Data records >>
- - - -
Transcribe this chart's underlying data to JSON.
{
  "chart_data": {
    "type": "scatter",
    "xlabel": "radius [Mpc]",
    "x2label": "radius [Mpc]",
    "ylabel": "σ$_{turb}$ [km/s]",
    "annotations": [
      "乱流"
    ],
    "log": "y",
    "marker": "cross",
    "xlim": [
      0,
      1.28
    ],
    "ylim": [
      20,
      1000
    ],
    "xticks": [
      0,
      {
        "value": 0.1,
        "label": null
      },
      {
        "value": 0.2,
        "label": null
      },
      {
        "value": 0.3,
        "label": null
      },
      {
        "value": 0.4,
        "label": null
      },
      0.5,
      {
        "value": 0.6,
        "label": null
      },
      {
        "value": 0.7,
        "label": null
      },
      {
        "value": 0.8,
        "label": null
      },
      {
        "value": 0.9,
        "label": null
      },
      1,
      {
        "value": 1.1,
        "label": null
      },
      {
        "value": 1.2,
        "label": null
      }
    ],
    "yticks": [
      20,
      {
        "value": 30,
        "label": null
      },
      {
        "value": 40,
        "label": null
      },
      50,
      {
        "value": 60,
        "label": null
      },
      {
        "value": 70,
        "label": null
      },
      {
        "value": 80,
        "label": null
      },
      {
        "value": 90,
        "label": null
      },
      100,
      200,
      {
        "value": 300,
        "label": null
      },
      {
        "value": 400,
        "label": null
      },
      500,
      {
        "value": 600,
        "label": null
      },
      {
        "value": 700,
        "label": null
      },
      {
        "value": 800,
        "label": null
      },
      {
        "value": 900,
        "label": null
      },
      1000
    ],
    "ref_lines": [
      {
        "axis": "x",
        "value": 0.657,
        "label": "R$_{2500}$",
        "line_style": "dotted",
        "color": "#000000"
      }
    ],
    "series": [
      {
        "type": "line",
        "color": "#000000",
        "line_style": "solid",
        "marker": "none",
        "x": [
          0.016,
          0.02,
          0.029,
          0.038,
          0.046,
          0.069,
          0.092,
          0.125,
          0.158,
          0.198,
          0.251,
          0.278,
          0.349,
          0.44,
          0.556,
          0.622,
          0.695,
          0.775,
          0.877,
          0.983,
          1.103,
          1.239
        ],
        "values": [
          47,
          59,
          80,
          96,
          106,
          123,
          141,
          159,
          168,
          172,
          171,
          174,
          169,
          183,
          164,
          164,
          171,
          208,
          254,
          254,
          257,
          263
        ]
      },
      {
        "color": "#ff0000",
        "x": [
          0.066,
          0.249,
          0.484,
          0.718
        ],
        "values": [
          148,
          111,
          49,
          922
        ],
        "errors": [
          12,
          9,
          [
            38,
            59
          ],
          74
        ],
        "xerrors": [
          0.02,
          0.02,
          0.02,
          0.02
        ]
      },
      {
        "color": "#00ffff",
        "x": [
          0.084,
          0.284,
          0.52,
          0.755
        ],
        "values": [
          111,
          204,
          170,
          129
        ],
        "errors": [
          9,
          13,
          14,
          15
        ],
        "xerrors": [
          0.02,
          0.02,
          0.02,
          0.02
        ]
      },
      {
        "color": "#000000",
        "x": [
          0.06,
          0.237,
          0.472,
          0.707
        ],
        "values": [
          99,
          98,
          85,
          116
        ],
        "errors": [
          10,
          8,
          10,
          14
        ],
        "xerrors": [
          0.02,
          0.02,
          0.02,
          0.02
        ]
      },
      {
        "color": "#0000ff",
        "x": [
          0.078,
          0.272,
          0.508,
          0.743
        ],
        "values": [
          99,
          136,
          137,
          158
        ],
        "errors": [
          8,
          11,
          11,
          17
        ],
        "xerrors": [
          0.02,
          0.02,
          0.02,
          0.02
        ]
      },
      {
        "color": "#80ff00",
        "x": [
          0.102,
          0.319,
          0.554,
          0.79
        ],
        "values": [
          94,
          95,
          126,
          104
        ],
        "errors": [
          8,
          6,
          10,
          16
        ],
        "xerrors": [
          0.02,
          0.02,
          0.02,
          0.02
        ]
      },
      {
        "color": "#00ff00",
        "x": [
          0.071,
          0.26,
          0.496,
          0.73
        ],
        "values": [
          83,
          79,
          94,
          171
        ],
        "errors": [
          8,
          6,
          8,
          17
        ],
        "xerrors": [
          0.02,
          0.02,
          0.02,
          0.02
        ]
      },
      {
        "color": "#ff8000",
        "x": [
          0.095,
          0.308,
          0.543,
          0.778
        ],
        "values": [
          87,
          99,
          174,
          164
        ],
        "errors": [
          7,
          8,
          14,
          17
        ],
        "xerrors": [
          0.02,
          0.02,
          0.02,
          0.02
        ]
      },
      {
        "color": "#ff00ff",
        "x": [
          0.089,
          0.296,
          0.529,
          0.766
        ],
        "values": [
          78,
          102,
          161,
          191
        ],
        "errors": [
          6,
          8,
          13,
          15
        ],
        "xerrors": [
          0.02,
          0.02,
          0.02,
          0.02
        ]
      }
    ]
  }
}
- - - -
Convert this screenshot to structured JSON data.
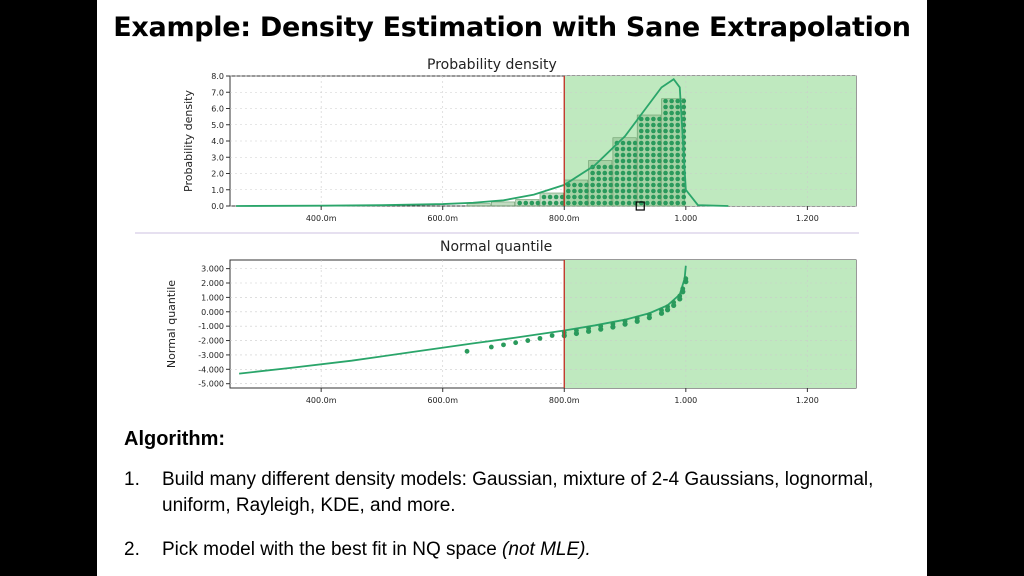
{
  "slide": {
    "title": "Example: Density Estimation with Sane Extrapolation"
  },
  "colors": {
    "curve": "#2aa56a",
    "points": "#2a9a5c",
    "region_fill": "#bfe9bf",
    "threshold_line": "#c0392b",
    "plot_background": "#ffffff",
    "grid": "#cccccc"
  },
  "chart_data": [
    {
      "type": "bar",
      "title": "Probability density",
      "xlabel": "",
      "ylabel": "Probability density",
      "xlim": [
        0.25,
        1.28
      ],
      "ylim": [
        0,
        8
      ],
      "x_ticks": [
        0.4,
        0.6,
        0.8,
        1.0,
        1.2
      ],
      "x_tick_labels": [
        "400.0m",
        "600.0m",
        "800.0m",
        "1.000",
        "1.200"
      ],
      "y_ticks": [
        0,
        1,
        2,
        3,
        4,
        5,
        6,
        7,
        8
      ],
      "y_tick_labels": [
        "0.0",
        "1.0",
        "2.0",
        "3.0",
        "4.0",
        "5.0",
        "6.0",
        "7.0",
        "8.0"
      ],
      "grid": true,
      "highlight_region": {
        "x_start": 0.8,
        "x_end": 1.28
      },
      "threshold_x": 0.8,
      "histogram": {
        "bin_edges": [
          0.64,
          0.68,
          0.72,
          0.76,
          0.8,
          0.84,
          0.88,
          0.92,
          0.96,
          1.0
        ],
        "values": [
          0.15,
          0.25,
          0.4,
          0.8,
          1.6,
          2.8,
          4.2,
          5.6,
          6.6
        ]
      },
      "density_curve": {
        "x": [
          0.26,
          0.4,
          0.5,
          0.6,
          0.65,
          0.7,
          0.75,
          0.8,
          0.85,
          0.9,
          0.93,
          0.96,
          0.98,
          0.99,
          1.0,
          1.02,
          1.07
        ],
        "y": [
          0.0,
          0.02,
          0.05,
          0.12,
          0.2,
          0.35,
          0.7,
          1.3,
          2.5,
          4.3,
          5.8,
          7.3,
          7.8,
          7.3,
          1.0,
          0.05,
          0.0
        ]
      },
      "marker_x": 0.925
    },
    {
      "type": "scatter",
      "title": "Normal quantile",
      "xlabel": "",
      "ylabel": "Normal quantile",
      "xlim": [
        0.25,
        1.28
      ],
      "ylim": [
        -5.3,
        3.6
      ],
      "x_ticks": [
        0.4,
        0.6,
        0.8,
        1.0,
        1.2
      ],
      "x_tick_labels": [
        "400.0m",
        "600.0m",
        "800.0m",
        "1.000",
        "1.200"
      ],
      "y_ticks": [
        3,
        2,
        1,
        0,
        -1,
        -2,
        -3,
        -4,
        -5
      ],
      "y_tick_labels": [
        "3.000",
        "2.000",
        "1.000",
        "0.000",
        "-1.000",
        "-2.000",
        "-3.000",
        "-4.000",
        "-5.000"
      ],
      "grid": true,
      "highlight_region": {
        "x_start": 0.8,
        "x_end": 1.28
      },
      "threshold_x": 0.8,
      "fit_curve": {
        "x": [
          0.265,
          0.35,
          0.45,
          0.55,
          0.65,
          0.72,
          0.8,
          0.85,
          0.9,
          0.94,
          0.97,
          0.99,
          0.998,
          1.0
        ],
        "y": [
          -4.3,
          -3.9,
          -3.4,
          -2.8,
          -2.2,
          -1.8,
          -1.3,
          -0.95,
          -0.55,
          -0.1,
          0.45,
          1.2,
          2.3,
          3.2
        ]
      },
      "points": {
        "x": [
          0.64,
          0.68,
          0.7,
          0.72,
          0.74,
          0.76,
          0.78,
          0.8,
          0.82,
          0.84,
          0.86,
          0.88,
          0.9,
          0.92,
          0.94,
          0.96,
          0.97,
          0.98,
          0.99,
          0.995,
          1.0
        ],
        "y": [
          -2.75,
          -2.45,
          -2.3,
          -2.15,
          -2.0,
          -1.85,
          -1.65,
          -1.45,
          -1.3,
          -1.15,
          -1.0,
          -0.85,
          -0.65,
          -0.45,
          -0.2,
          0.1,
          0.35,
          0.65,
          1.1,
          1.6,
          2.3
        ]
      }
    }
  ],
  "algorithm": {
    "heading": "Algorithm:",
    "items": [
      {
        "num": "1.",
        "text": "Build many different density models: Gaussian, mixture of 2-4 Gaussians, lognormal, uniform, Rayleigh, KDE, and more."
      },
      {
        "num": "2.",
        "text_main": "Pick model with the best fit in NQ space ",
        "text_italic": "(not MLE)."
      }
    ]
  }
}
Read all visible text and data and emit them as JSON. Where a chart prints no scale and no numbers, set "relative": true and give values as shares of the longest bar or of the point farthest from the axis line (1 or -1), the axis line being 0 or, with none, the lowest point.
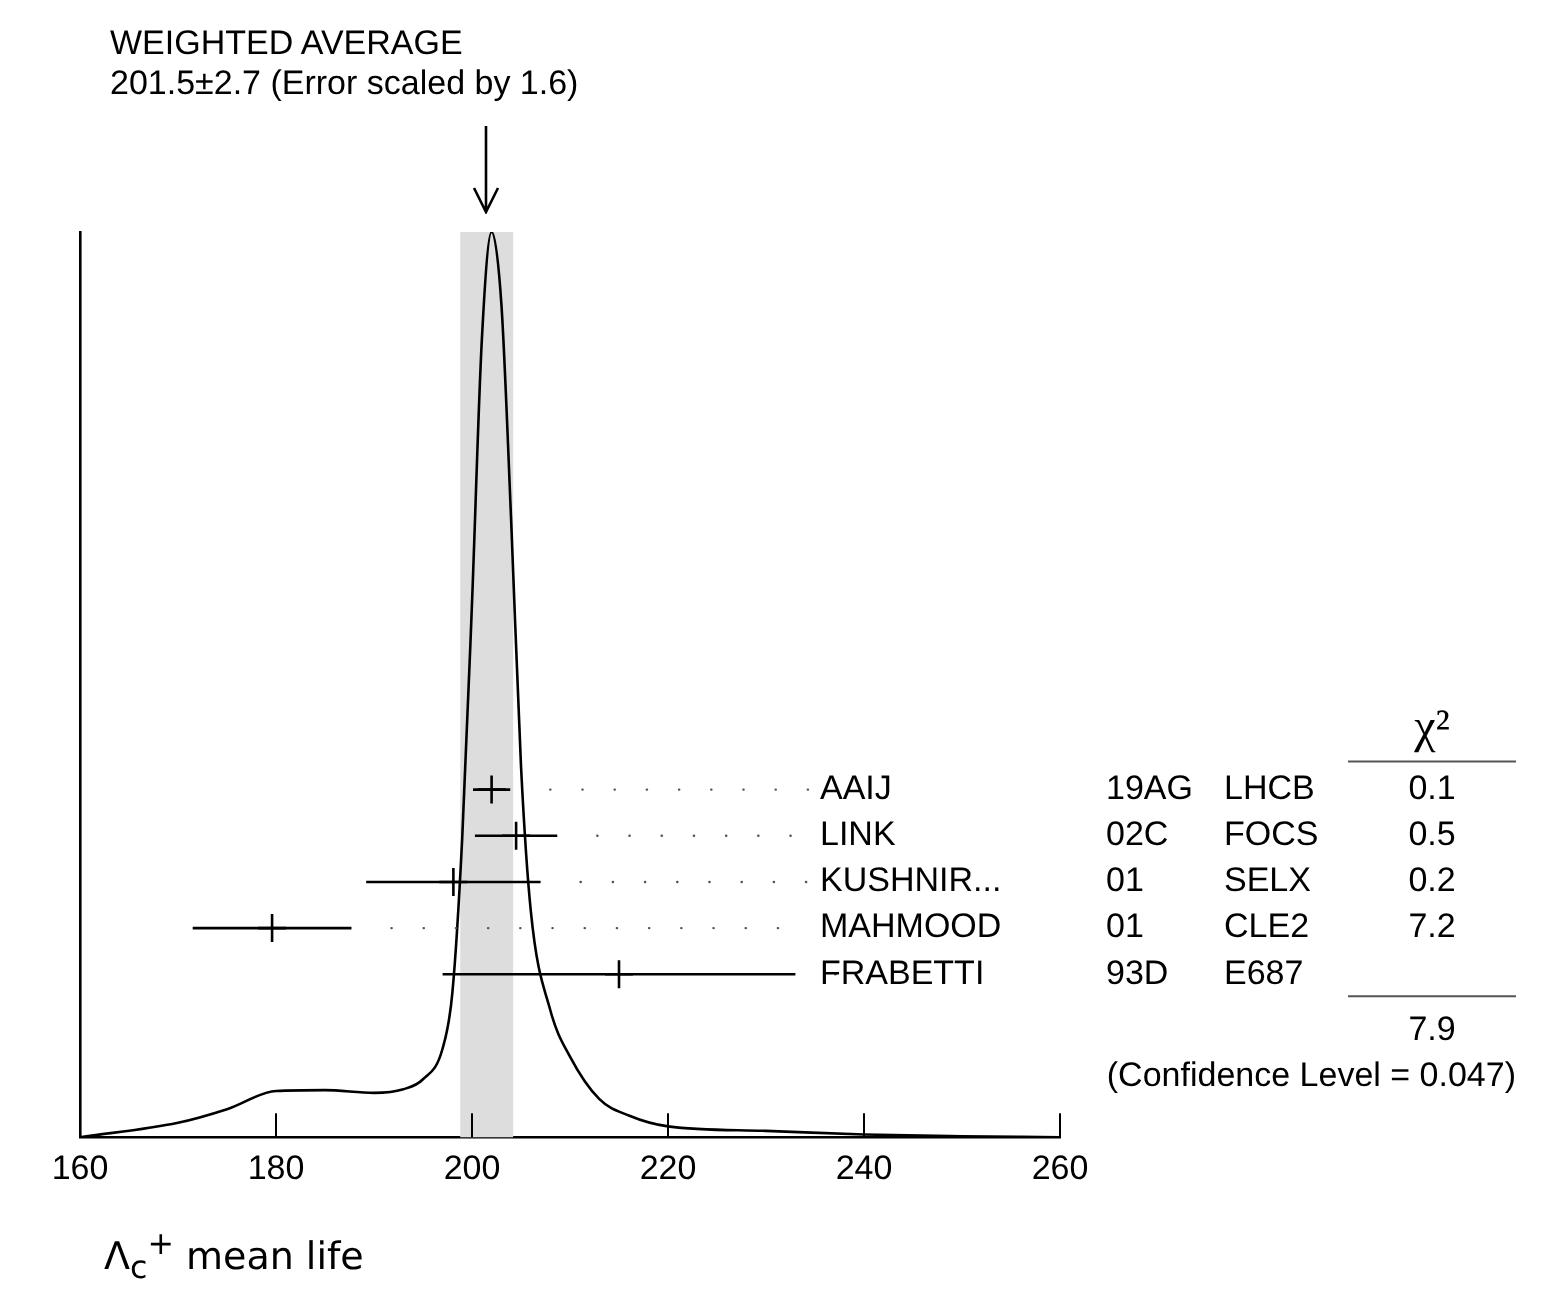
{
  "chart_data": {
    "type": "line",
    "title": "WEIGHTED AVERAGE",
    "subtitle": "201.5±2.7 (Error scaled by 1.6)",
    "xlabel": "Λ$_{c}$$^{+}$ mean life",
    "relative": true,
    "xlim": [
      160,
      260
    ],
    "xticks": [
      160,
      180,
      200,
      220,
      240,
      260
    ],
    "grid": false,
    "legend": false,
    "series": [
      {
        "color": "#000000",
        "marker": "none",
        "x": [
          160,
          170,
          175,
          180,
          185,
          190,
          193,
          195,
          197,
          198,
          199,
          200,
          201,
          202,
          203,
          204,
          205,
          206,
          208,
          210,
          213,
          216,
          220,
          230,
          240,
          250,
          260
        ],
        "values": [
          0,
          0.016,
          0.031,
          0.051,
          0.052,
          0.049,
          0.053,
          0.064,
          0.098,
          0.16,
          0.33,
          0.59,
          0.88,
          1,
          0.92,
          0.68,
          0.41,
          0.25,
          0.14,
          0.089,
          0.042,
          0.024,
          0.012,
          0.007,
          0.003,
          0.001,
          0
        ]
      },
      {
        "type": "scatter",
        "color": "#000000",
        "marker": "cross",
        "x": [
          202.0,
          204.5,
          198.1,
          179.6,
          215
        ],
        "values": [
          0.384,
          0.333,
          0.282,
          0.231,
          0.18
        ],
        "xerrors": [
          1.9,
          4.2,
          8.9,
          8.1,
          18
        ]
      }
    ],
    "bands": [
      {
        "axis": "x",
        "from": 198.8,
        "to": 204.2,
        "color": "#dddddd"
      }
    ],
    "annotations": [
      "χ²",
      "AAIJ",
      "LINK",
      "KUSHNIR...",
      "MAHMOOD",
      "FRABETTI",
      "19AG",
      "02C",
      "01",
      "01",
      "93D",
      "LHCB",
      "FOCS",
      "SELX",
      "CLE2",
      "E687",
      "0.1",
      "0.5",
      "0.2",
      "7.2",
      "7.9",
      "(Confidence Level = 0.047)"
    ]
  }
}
- - - -
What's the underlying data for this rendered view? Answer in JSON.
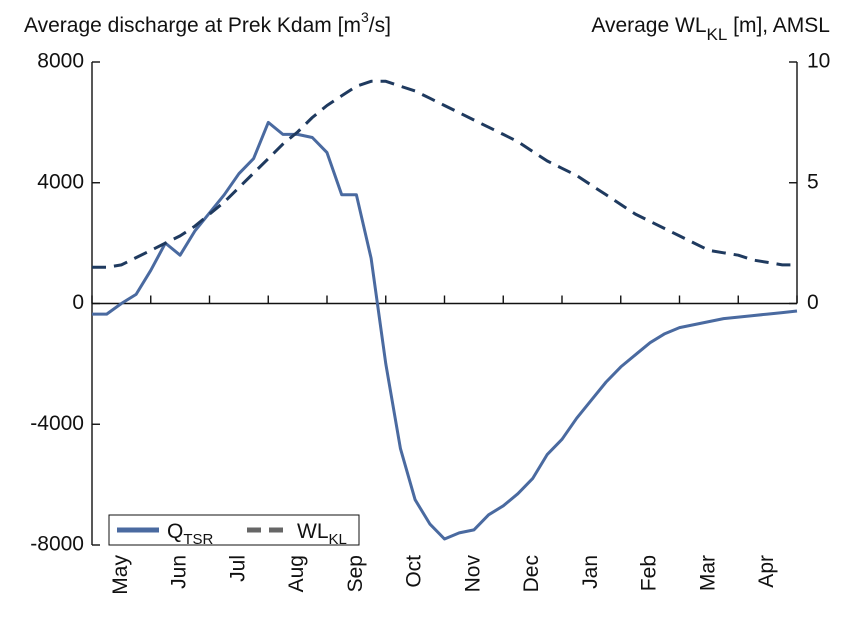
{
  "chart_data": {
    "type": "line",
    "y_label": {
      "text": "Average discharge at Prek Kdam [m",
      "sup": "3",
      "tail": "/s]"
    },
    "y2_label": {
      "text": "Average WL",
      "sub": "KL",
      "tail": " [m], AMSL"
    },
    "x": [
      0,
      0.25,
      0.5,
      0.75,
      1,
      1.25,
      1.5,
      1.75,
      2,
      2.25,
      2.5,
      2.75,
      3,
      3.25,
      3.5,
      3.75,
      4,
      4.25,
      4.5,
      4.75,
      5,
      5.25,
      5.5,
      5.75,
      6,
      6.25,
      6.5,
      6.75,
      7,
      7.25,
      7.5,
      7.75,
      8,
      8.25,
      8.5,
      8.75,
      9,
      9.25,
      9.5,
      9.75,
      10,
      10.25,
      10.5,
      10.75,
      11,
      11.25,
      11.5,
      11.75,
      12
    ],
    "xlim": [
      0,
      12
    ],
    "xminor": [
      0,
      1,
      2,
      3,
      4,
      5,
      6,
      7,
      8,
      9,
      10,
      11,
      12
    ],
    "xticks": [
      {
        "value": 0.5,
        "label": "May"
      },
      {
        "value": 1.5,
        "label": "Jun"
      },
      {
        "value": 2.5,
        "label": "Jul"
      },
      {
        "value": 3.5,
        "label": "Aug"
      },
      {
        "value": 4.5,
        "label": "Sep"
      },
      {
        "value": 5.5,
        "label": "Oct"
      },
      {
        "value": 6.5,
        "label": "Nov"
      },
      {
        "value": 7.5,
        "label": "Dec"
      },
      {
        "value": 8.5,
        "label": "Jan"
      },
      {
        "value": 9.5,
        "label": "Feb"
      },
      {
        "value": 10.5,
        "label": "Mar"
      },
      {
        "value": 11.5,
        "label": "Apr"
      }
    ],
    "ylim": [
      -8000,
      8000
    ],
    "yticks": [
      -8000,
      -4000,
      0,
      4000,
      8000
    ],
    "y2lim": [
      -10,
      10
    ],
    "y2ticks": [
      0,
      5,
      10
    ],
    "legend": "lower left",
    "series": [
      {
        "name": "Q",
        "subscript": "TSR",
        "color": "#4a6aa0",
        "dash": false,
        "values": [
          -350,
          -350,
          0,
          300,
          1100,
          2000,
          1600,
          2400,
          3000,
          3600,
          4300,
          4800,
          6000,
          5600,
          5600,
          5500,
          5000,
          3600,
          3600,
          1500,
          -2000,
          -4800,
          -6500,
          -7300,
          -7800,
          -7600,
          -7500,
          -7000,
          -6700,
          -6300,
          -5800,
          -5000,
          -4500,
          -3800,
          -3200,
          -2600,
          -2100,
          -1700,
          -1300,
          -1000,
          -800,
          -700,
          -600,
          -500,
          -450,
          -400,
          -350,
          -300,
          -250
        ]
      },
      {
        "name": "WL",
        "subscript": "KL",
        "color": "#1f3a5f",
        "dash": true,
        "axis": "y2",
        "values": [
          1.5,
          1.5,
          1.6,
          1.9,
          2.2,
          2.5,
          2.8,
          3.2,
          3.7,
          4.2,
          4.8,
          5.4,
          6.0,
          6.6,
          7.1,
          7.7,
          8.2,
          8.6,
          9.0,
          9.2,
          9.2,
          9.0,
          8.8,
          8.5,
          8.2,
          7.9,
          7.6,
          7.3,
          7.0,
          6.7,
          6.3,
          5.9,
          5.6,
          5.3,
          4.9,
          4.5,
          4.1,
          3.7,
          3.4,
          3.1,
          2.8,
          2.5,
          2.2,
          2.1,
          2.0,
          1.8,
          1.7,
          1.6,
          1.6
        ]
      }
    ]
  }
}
- - - -
Exercise aim >> Pick out the lines above containing the word "this", then copy them.

Expected answer >>
Transcribe this chart's underlying data to JSON.
Convert this screenshot to structured JSON data.
What's the underlying data for this rendered view? Answer in JSON.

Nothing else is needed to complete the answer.